*WHAT THIS TASK INVOLVES:* Output the material beneath this task exactly, images excluded.

(Data records)
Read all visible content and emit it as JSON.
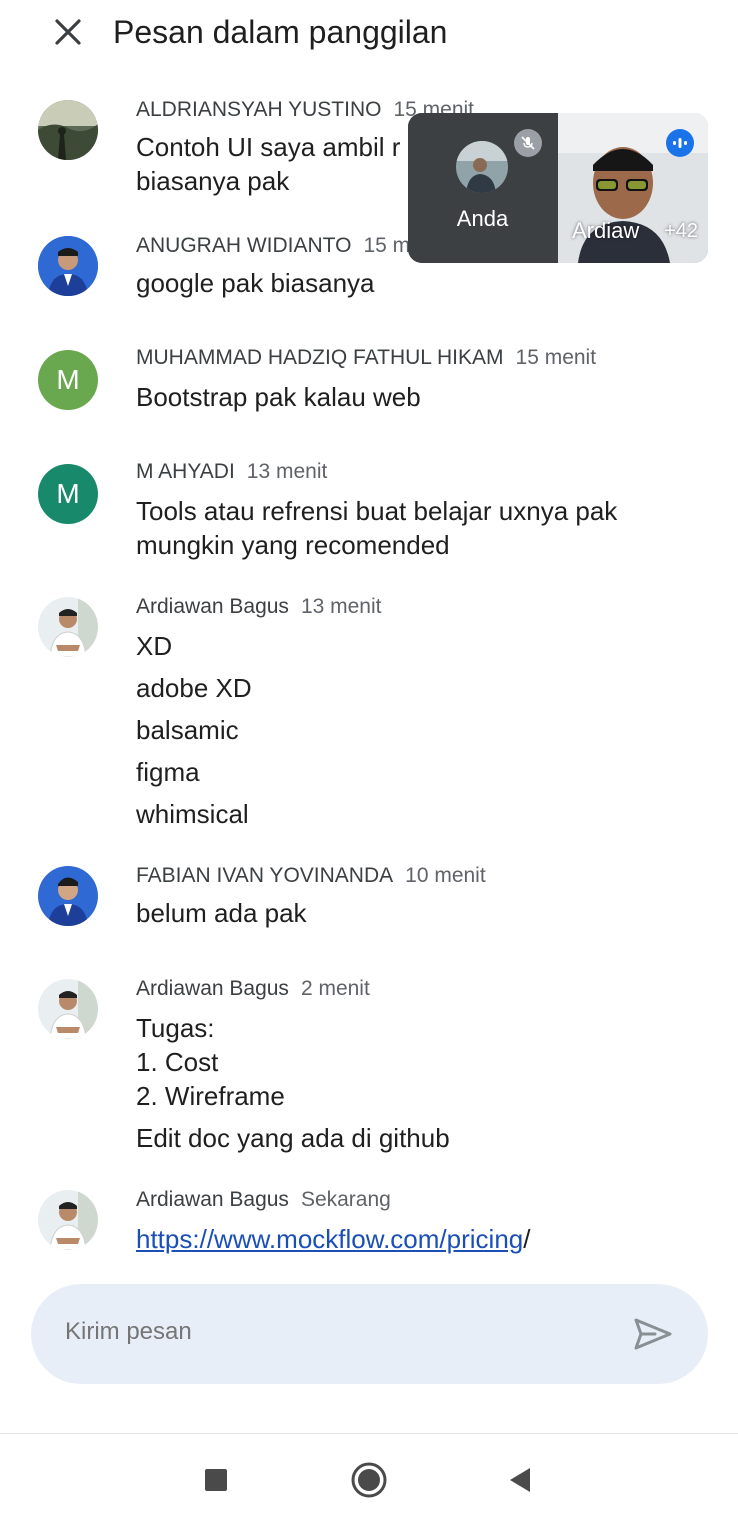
{
  "header": {
    "title": "Pesan dalam panggilan",
    "close_icon": "close-icon"
  },
  "messages": [
    {
      "sender": "ALDRIANSYAH YUSTINO",
      "time": "15 menit",
      "avatar": "photo-landscape",
      "lines": [
        "Contoh UI saya ambil r",
        "biasanya pak"
      ]
    },
    {
      "sender": "ANUGRAH WIDIANTO",
      "time": "15 m",
      "avatar": "photo-person",
      "lines": [
        "google pak biasanya"
      ]
    },
    {
      "sender": "MUHAMMAD HADZIQ FATHUL HIKAM",
      "time": "15 menit",
      "avatar_letter": "M",
      "avatar_color": "#6aa84f",
      "lines": [
        "Bootstrap pak kalau web"
      ]
    },
    {
      "sender": "M AHYADI",
      "time": "13 menit",
      "avatar_letter": "M",
      "avatar_color": "#188a6b",
      "lines": [
        "Tools atau refrensi buat belajar uxnya pak",
        "mungkin yang recomended"
      ]
    },
    {
      "sender": "Ardiawan Bagus",
      "time": "13 menit",
      "avatar": "photo-person",
      "lines": [
        "XD",
        "adobe XD",
        "balsamic",
        "figma",
        "whimsical"
      ]
    },
    {
      "sender": "FABIAN IVAN YOVINANDA",
      "time": "10 menit",
      "avatar": "photo-person",
      "lines": [
        "belum ada pak"
      ]
    },
    {
      "sender": "Ardiawan Bagus",
      "time": "2 menit",
      "avatar": "photo-person",
      "lines": [
        "Tugas:",
        "1. Cost",
        "2. Wireframe",
        "Edit doc yang ada di github"
      ]
    },
    {
      "sender": "Ardiawan Bagus",
      "time": "Sekarang",
      "avatar": "photo-person",
      "link": "https://www.mockflow.com/pricing",
      "link_suffix": "/"
    }
  ],
  "pip": {
    "self_name": "Anda",
    "remote_name": "Ardiaw",
    "participants_extra": "+42",
    "self_status": "mic-off-icon",
    "remote_status": "speaking-icon"
  },
  "composer": {
    "placeholder": "Kirim pesan",
    "send_icon": "send-icon"
  },
  "navbar": {
    "recents_icon": "recents-icon",
    "home_icon": "home-icon",
    "back_icon": "back-icon"
  },
  "colors": {
    "accent": "#1a73e8",
    "link": "#1a4fb8",
    "composer_bg": "#e8eef8",
    "pip_bg": "#3c4043"
  }
}
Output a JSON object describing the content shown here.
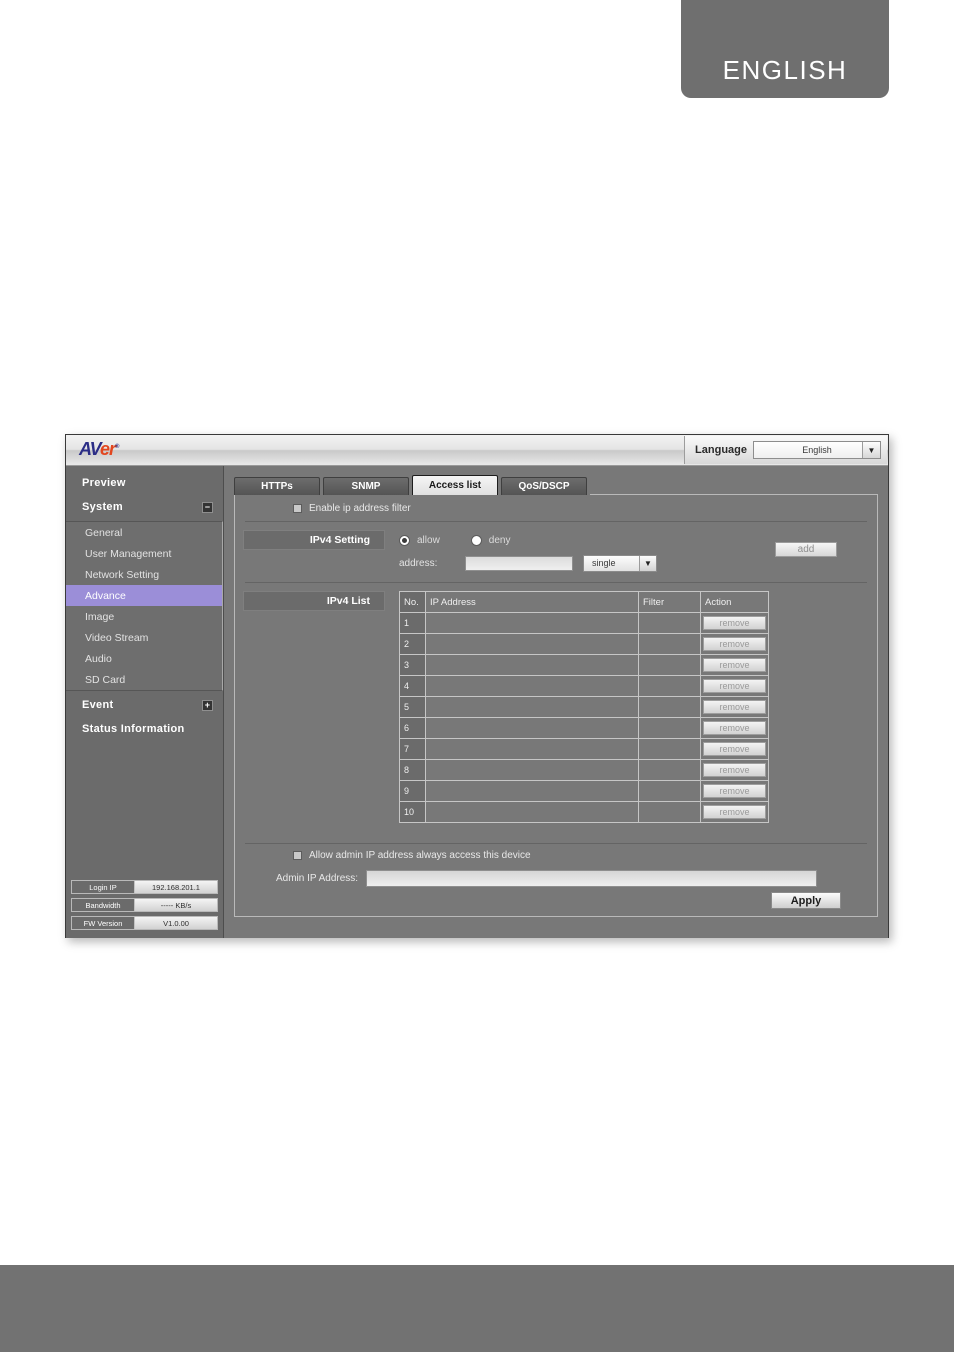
{
  "page": {
    "language_banner": "ENGLISH"
  },
  "app": {
    "logo": {
      "part1": "AV",
      "part2": "er",
      "trademark": "®"
    },
    "language": {
      "label": "Language",
      "selected": "English",
      "arrow": "▼"
    }
  },
  "sidebar": {
    "main_items": [
      {
        "label": "Preview",
        "toggle": ""
      },
      {
        "label": "System",
        "toggle": "−"
      }
    ],
    "sub_items": [
      {
        "label": "General",
        "active": false
      },
      {
        "label": "User Management",
        "active": false
      },
      {
        "label": "Network Setting",
        "active": false
      },
      {
        "label": "Advance",
        "active": true
      },
      {
        "label": "Image",
        "active": false
      },
      {
        "label": "Video Stream",
        "active": false
      },
      {
        "label": "Audio",
        "active": false
      },
      {
        "label": "SD Card",
        "active": false
      }
    ],
    "tail_items": [
      {
        "label": "Event",
        "toggle": "+"
      },
      {
        "label": "Status Information",
        "toggle": ""
      }
    ],
    "status": [
      {
        "key": "Login IP",
        "value": "192.168.201.1"
      },
      {
        "key": "Bandwidth",
        "value": "----- KB/s"
      },
      {
        "key": "FW Version",
        "value": "V1.0.00"
      }
    ]
  },
  "tabs": [
    {
      "label": "HTTPs",
      "active": false
    },
    {
      "label": "SNMP",
      "active": false
    },
    {
      "label": "Access list",
      "active": true
    },
    {
      "label": "QoS/DSCP",
      "active": false
    }
  ],
  "main": {
    "enable_filter_label": "Enable ip address filter",
    "ipv4_setting": {
      "title": "IPv4 Setting",
      "allow_label": "allow",
      "deny_label": "deny",
      "address_label": "address:",
      "address_value": "",
      "address_placeholder": "",
      "mode_selected": "single",
      "mode_arrow": "▼",
      "add_label": "add"
    },
    "ipv4_list": {
      "title": "IPv4 List",
      "columns": [
        "No.",
        "IP Address",
        "Filter",
        "Action"
      ],
      "rows": [
        {
          "no": "1",
          "ip": "",
          "filter": "",
          "action": "remove"
        },
        {
          "no": "2",
          "ip": "",
          "filter": "",
          "action": "remove"
        },
        {
          "no": "3",
          "ip": "",
          "filter": "",
          "action": "remove"
        },
        {
          "no": "4",
          "ip": "",
          "filter": "",
          "action": "remove"
        },
        {
          "no": "5",
          "ip": "",
          "filter": "",
          "action": "remove"
        },
        {
          "no": "6",
          "ip": "",
          "filter": "",
          "action": "remove"
        },
        {
          "no": "7",
          "ip": "",
          "filter": "",
          "action": "remove"
        },
        {
          "no": "8",
          "ip": "",
          "filter": "",
          "action": "remove"
        },
        {
          "no": "9",
          "ip": "",
          "filter": "",
          "action": "remove"
        },
        {
          "no": "10",
          "ip": "",
          "filter": "",
          "action": "remove"
        }
      ]
    },
    "admin": {
      "allow_label": "Allow admin IP address always access this device",
      "ip_label": "Admin IP Address:",
      "ip_value": "",
      "apply_label": "Apply"
    }
  },
  "colors": {
    "accent_highlight": "#9b8ed8",
    "window_bg": "#787878",
    "sidebar_bg": "#6b6b6b",
    "banner_gray": "#6f6f6f"
  }
}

*REPLY TO THE EXERCISE:*
Read all visible content and emit it as JSON.
{
  "header": {
    "title": "Pesan dalam panggilan",
    "close_icon": "close-icon"
  },
  "messages": [
    {
      "sender": "ALDRIANSYAH YUSTINO",
      "time": "15 menit",
      "avatar": "photo-landscape",
      "lines": [
        "Contoh UI saya ambil r",
        "biasanya pak"
      ]
    },
    {
      "sender": "ANUGRAH WIDIANTO",
      "time": "15 m",
      "avatar": "photo-person",
      "lines": [
        "google pak biasanya"
      ]
    },
    {
      "sender": "MUHAMMAD HADZIQ FATHUL HIKAM",
      "time": "15 menit",
      "avatar_letter": "M",
      "avatar_color": "#6aa84f",
      "lines": [
        "Bootstrap pak kalau web"
      ]
    },
    {
      "sender": "M AHYADI",
      "time": "13 menit",
      "avatar_letter": "M",
      "avatar_color": "#188a6b",
      "lines": [
        "Tools atau refrensi buat belajar uxnya pak",
        "mungkin yang recomended"
      ]
    },
    {
      "sender": "Ardiawan Bagus",
      "time": "13 menit",
      "avatar": "photo-person",
      "lines": [
        "XD",
        "adobe XD",
        "balsamic",
        "figma",
        "whimsical"
      ]
    },
    {
      "sender": "FABIAN IVAN YOVINANDA",
      "time": "10 menit",
      "avatar": "photo-person",
      "lines": [
        "belum ada pak"
      ]
    },
    {
      "sender": "Ardiawan Bagus",
      "time": "2 menit",
      "avatar": "photo-person",
      "lines": [
        "Tugas:",
        "1. Cost",
        "2. Wireframe",
        "Edit doc yang ada di github"
      ]
    },
    {
      "sender": "Ardiawan Bagus",
      "time": "Sekarang",
      "avatar": "photo-person",
      "link": "https://www.mockflow.com/pricing",
      "link_suffix": "/"
    }
  ],
  "pip": {
    "self_name": "Anda",
    "remote_name": "Ardiaw",
    "participants_extra": "+42",
    "self_status": "mic-off-icon",
    "remote_status": "speaking-icon"
  },
  "composer": {
    "placeholder": "Kirim pesan",
    "send_icon": "send-icon"
  },
  "navbar": {
    "recents_icon": "recents-icon",
    "home_icon": "home-icon",
    "back_icon": "back-icon"
  },
  "colors": {
    "accent": "#1a73e8",
    "link": "#1a4fb8",
    "composer_bg": "#e8eef8",
    "pip_bg": "#3c4043"
  }
}
Output a JSON object describing the content shown here.
{
  "page": {
    "language_banner": "ENGLISH"
  },
  "app": {
    "logo": {
      "part1": "AV",
      "part2": "er",
      "trademark": "®"
    },
    "language": {
      "label": "Language",
      "selected": "English",
      "arrow": "▼"
    }
  },
  "sidebar": {
    "main_items": [
      {
        "label": "Preview",
        "toggle": ""
      },
      {
        "label": "System",
        "toggle": "−"
      }
    ],
    "sub_items": [
      {
        "label": "General",
        "active": false
      },
      {
        "label": "User Management",
        "active": false
      },
      {
        "label": "Network Setting",
        "active": false
      },
      {
        "label": "Advance",
        "active": true
      },
      {
        "label": "Image",
        "active": false
      },
      {
        "label": "Video Stream",
        "active": false
      },
      {
        "label": "Audio",
        "active": false
      },
      {
        "label": "SD Card",
        "active": false
      }
    ],
    "tail_items": [
      {
        "label": "Event",
        "toggle": "+"
      },
      {
        "label": "Status Information",
        "toggle": ""
      }
    ],
    "status": [
      {
        "key": "Login IP",
        "value": "192.168.201.1"
      },
      {
        "key": "Bandwidth",
        "value": "----- KB/s"
      },
      {
        "key": "FW Version",
        "value": "V1.0.00"
      }
    ]
  },
  "tabs": [
    {
      "label": "HTTPs",
      "active": false
    },
    {
      "label": "SNMP",
      "active": false
    },
    {
      "label": "Access list",
      "active": true
    },
    {
      "label": "QoS/DSCP",
      "active": false
    }
  ],
  "main": {
    "enable_filter_label": "Enable ip address filter",
    "ipv4_setting": {
      "title": "IPv4 Setting",
      "allow_label": "allow",
      "deny_label": "deny",
      "address_label": "address:",
      "address_value": "",
      "address_placeholder": "",
      "mode_selected": "single",
      "mode_arrow": "▼",
      "add_label": "add"
    },
    "ipv4_list": {
      "title": "IPv4 List",
      "columns": [
        "No.",
        "IP Address",
        "Filter",
        "Action"
      ],
      "rows": [
        {
          "no": "1",
          "ip": "",
          "filter": "",
          "action": "remove"
        },
        {
          "no": "2",
          "ip": "",
          "filter": "",
          "action": "remove"
        },
        {
          "no": "3",
          "ip": "",
          "filter": "",
          "action": "remove"
        },
        {
          "no": "4",
          "ip": "",
          "filter": "",
          "action": "remove"
        },
        {
          "no": "5",
          "ip": "",
          "filter": "",
          "action": "remove"
        },
        {
          "no": "6",
          "ip": "",
          "filter": "",
          "action": "remove"
        },
        {
          "no": "7",
          "ip": "",
          "filter": "",
          "action": "remove"
        },
        {
          "no": "8",
          "ip": "",
          "filter": "",
          "action": "remove"
        },
        {
          "no": "9",
          "ip": "",
          "filter": "",
          "action": "remove"
        },
        {
          "no": "10",
          "ip": "",
          "filter": "",
          "action": "remove"
        }
      ]
    },
    "admin": {
      "allow_label": "Allow admin IP address always access this device",
      "ip_label": "Admin IP Address:",
      "ip_value": "",
      "apply_label": "Apply"
    }
  },
  "colors": {
    "accent_highlight": "#9b8ed8",
    "window_bg": "#787878",
    "sidebar_bg": "#6b6b6b",
    "banner_gray": "#6f6f6f"
  }
}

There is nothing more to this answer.